[Work to complete]
Return each line that holds the word "percent".

[Data for the task]
----------------------------------------
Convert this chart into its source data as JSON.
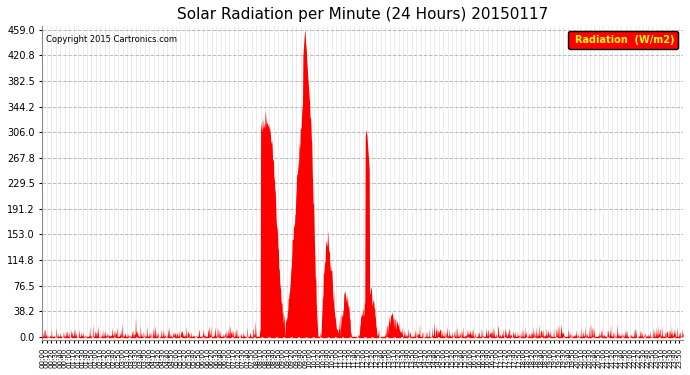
{
  "title": "Solar Radiation per Minute (24 Hours) 20150117",
  "copyright_text": "Copyright 2015 Cartronics.com",
  "fill_color": "#FF0000",
  "line_color": "#FF0000",
  "background_color": "#FFFFFF",
  "grid_color": "#AAAAAA",
  "yticks": [
    0.0,
    38.2,
    76.5,
    114.8,
    153.0,
    191.2,
    229.5,
    267.8,
    306.0,
    344.2,
    382.5,
    420.8,
    459.0
  ],
  "ylim": [
    -5,
    465
  ],
  "total_minutes": 1440,
  "sunrise_minute": 490,
  "sunset_minute": 990,
  "peak_minute": 590,
  "peak_value": 459.0,
  "legend_label": "Radiation  (W/m2)",
  "legend_bg": "#FF0000",
  "legend_text_color": "#FFFF00"
}
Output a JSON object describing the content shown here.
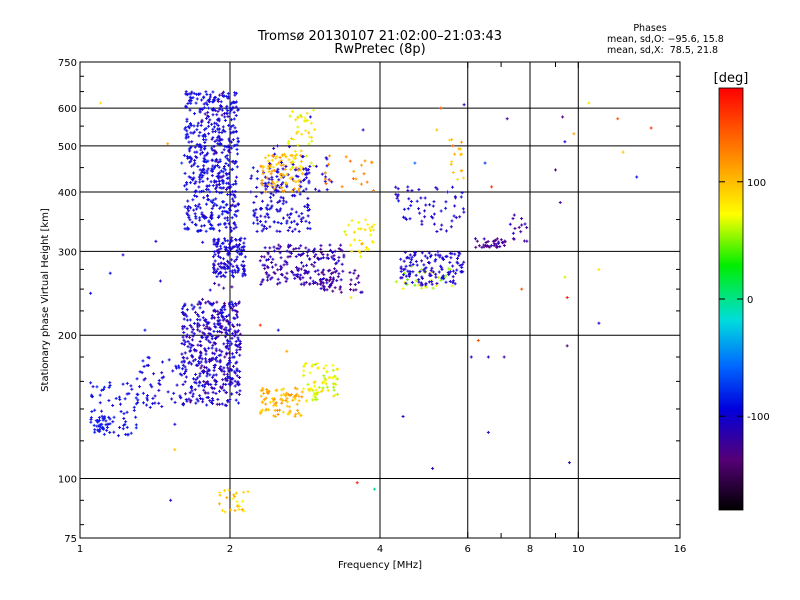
{
  "chart_data": {
    "type": "scatter",
    "title": "Tromsø 20130107 21:02:00–21:03:43",
    "subtitle": "RwPretec (8p)",
    "stats": {
      "heading": "Phases",
      "line1": "mean, sd,O: −95.6, 15.8",
      "line2": "mean, sd,X:  78.5, 21.8"
    },
    "xlabel": "Frequency [MHz]",
    "ylabel": "Stationary phase Virtual Height [km]",
    "x_scale": "log",
    "y_scale": "log",
    "xlim": [
      1,
      16
    ],
    "ylim": [
      75,
      750
    ],
    "x_ticks": [
      1,
      2,
      4,
      6,
      8,
      10,
      16
    ],
    "y_ticks": [
      75,
      100,
      200,
      300,
      400,
      500,
      600,
      750
    ],
    "grid": true,
    "colorbar": {
      "label": "[deg]",
      "range": [
        -180,
        180
      ],
      "ticks": [
        100,
        0,
        -100
      ]
    },
    "clusters": [
      {
        "f": [
          1.62,
          2.08
        ],
        "h": [
          330,
          650
        ],
        "phase": -105,
        "n": 520
      },
      {
        "f": [
          1.75,
          2.05
        ],
        "h": [
          160,
          650
        ],
        "phase": -130,
        "n": 80
      },
      {
        "f": [
          2.2,
          2.9
        ],
        "h": [
          330,
          450
        ],
        "phase": -112,
        "n": 160
      },
      {
        "f": [
          1.85,
          2.15
        ],
        "h": [
          265,
          320
        ],
        "phase": -112,
        "n": 140
      },
      {
        "f": [
          2.3,
          3.4
        ],
        "h": [
          255,
          310
        ],
        "phase": -130,
        "n": 180
      },
      {
        "f": [
          3.0,
          3.7
        ],
        "h": [
          245,
          275
        ],
        "phase": -140,
        "n": 45
      },
      {
        "f": [
          1.6,
          2.1
        ],
        "h": [
          142,
          235
        ],
        "phase": -115,
        "n": 380
      },
      {
        "f": [
          1.6,
          2.1
        ],
        "h": [
          142,
          235
        ],
        "phase": -140,
        "n": 80
      },
      {
        "f": [
          1.3,
          1.6
        ],
        "h": [
          140,
          180
        ],
        "phase": -108,
        "n": 55
      },
      {
        "f": [
          1.05,
          1.3
        ],
        "h": [
          123,
          160
        ],
        "phase": -100,
        "n": 70
      },
      {
        "f": [
          1.05,
          1.15
        ],
        "h": [
          125,
          135
        ],
        "phase": -95,
        "n": 30
      },
      {
        "f": [
          2.3,
          2.8
        ],
        "h": [
          400,
          480
        ],
        "phase": 115,
        "n": 90
      },
      {
        "f": [
          2.6,
          3.0
        ],
        "h": [
          450,
          600
        ],
        "phase": 95,
        "n": 40
      },
      {
        "f": [
          2.3,
          2.8
        ],
        "h": [
          135,
          155
        ],
        "phase": 115,
        "n": 85
      },
      {
        "f": [
          2.8,
          3.3
        ],
        "h": [
          145,
          175
        ],
        "phase": 90,
        "n": 70
      },
      {
        "f": [
          1.9,
          2.2
        ],
        "h": [
          85,
          95
        ],
        "phase": 105,
        "n": 25
      },
      {
        "f": [
          2.4,
          3.3
        ],
        "h": [
          390,
          500
        ],
        "phase": -120,
        "n": 30
      },
      {
        "f": [
          3.4,
          3.9
        ],
        "h": [
          290,
          350
        ],
        "phase": 100,
        "n": 30
      },
      {
        "f": [
          4.2,
          5.6
        ],
        "h": [
          250,
          280
        ],
        "phase": 80,
        "n": 30
      },
      {
        "f": [
          4.4,
          5.9
        ],
        "h": [
          255,
          300
        ],
        "phase": -115,
        "n": 130
      },
      {
        "f": [
          4.3,
          5.9
        ],
        "h": [
          330,
          410
        ],
        "phase": -115,
        "n": 60
      },
      {
        "f": [
          5.5,
          5.9
        ],
        "h": [
          420,
          520
        ],
        "phase": 110,
        "n": 15
      },
      {
        "f": [
          6.2,
          7.2
        ],
        "h": [
          305,
          320
        ],
        "phase": -140,
        "n": 35
      },
      {
        "f": [
          7.3,
          7.9
        ],
        "h": [
          315,
          360
        ],
        "phase": -130,
        "n": 15
      },
      {
        "f": [
          3.1,
          3.9
        ],
        "h": [
          400,
          480
        ],
        "phase": 130,
        "n": 20
      }
    ],
    "scattered_points": [
      [
        1.1,
        615,
        100
      ],
      [
        1.05,
        245,
        -100
      ],
      [
        1.15,
        270,
        -105
      ],
      [
        1.22,
        295,
        -110
      ],
      [
        1.45,
        260,
        -115
      ],
      [
        1.52,
        90,
        -110
      ],
      [
        1.55,
        115,
        110
      ],
      [
        1.55,
        130,
        -110
      ],
      [
        1.35,
        205,
        -100
      ],
      [
        1.42,
        315,
        -110
      ],
      [
        1.5,
        505,
        120
      ],
      [
        1.6,
        460,
        -80
      ],
      [
        2.3,
        210,
        160
      ],
      [
        2.5,
        205,
        -100
      ],
      [
        2.6,
        185,
        120
      ],
      [
        2.9,
        575,
        -120
      ],
      [
        3.2,
        420,
        -120
      ],
      [
        3.4,
        330,
        80
      ],
      [
        3.5,
        240,
        100
      ],
      [
        3.7,
        540,
        -125
      ],
      [
        3.6,
        98,
        170
      ],
      [
        3.9,
        95,
        20
      ],
      [
        4.45,
        135,
        -130
      ],
      [
        4.7,
        460,
        -50
      ],
      [
        5.1,
        105,
        -130
      ],
      [
        5.2,
        540,
        110
      ],
      [
        5.3,
        600,
        150
      ],
      [
        5.6,
        500,
        140
      ],
      [
        5.9,
        610,
        -130
      ],
      [
        6.1,
        180,
        -120
      ],
      [
        6.3,
        195,
        150
      ],
      [
        6.5,
        460,
        -80
      ],
      [
        6.6,
        180,
        -120
      ],
      [
        6.6,
        125,
        -130
      ],
      [
        6.7,
        410,
        160
      ],
      [
        7.1,
        180,
        -140
      ],
      [
        7.2,
        570,
        -140
      ],
      [
        7.7,
        250,
        150
      ],
      [
        9.0,
        445,
        -150
      ],
      [
        9.2,
        380,
        -140
      ],
      [
        9.3,
        575,
        -150
      ],
      [
        9.4,
        265,
        80
      ],
      [
        9.5,
        240,
        170
      ],
      [
        9.5,
        190,
        -150
      ],
      [
        9.6,
        108,
        -130
      ],
      [
        9.8,
        530,
        120
      ],
      [
        10.5,
        615,
        100
      ],
      [
        11.0,
        275,
        100
      ],
      [
        11.0,
        212,
        -120
      ],
      [
        12.0,
        570,
        150
      ],
      [
        12.3,
        485,
        110
      ],
      [
        13.1,
        430,
        -100
      ],
      [
        14.0,
        545,
        160
      ],
      [
        9.4,
        510,
        -110
      ]
    ]
  }
}
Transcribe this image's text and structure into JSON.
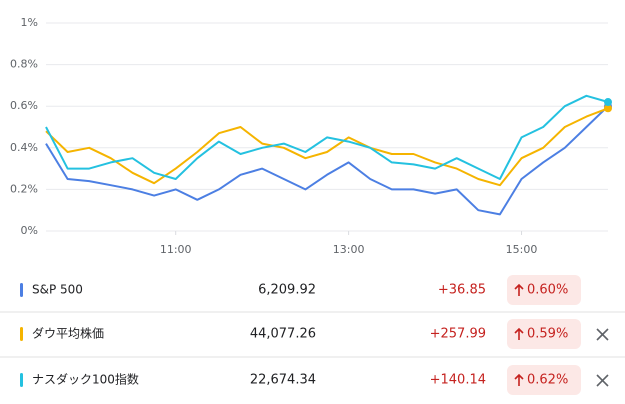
{
  "chart_data": {
    "type": "line",
    "x": [
      9.5,
      9.75,
      10,
      10.25,
      10.5,
      10.75,
      11,
      11.25,
      11.5,
      11.75,
      12,
      12.25,
      12.5,
      12.75,
      13,
      13.25,
      13.5,
      13.75,
      14,
      14.25,
      14.5,
      14.75,
      15,
      15.25,
      15.5,
      15.75,
      16
    ],
    "xlim": [
      9.5,
      16
    ],
    "xticks": [
      {
        "value": 11,
        "label": "11:00"
      },
      {
        "value": 13,
        "label": "13:00"
      },
      {
        "value": 15,
        "label": "15:00"
      }
    ],
    "ylim": [
      0,
      1
    ],
    "yticks": [
      {
        "value": 0,
        "label": "0%"
      },
      {
        "value": 0.2,
        "label": "0.2%"
      },
      {
        "value": 0.4,
        "label": "0.4%"
      },
      {
        "value": 0.6,
        "label": "0.6%"
      },
      {
        "value": 0.8,
        "label": "0.8%"
      },
      {
        "value": 1,
        "label": "1%"
      }
    ],
    "grid": true,
    "series": [
      {
        "name": "S&P 500",
        "color": "#4c7fe3",
        "values": [
          0.42,
          0.25,
          0.24,
          0.22,
          0.2,
          0.17,
          0.2,
          0.15,
          0.2,
          0.27,
          0.3,
          0.25,
          0.2,
          0.27,
          0.33,
          0.25,
          0.2,
          0.2,
          0.18,
          0.2,
          0.1,
          0.08,
          0.25,
          0.33,
          0.4,
          0.5,
          0.6
        ]
      },
      {
        "name": "ダウ平均株価",
        "color": "#f5b400",
        "values": [
          0.48,
          0.38,
          0.4,
          0.35,
          0.28,
          0.23,
          0.3,
          0.38,
          0.47,
          0.5,
          0.42,
          0.4,
          0.35,
          0.38,
          0.45,
          0.4,
          0.37,
          0.37,
          0.33,
          0.3,
          0.25,
          0.22,
          0.35,
          0.4,
          0.5,
          0.55,
          0.59
        ]
      },
      {
        "name": "ナスダック100指数",
        "color": "#24c1e0",
        "values": [
          0.5,
          0.3,
          0.3,
          0.33,
          0.35,
          0.28,
          0.25,
          0.35,
          0.43,
          0.37,
          0.4,
          0.42,
          0.38,
          0.45,
          0.43,
          0.4,
          0.33,
          0.32,
          0.3,
          0.35,
          0.3,
          0.25,
          0.45,
          0.5,
          0.6,
          0.65,
          0.62
        ]
      }
    ]
  },
  "table": {
    "rows": [
      {
        "price": "6,209.92",
        "change": "+36.85",
        "percent": "0.60%"
      },
      {
        "price": "44,077.26",
        "change": "+257.99",
        "percent": "0.59%"
      },
      {
        "price": "22,674.34",
        "change": "+140.14",
        "percent": "0.62%"
      }
    ]
  }
}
----------------------------------------
[Reply to the exercise]
        "percent": "0.60%"
        "percent": "0.59%"
        "percent": "0.62%"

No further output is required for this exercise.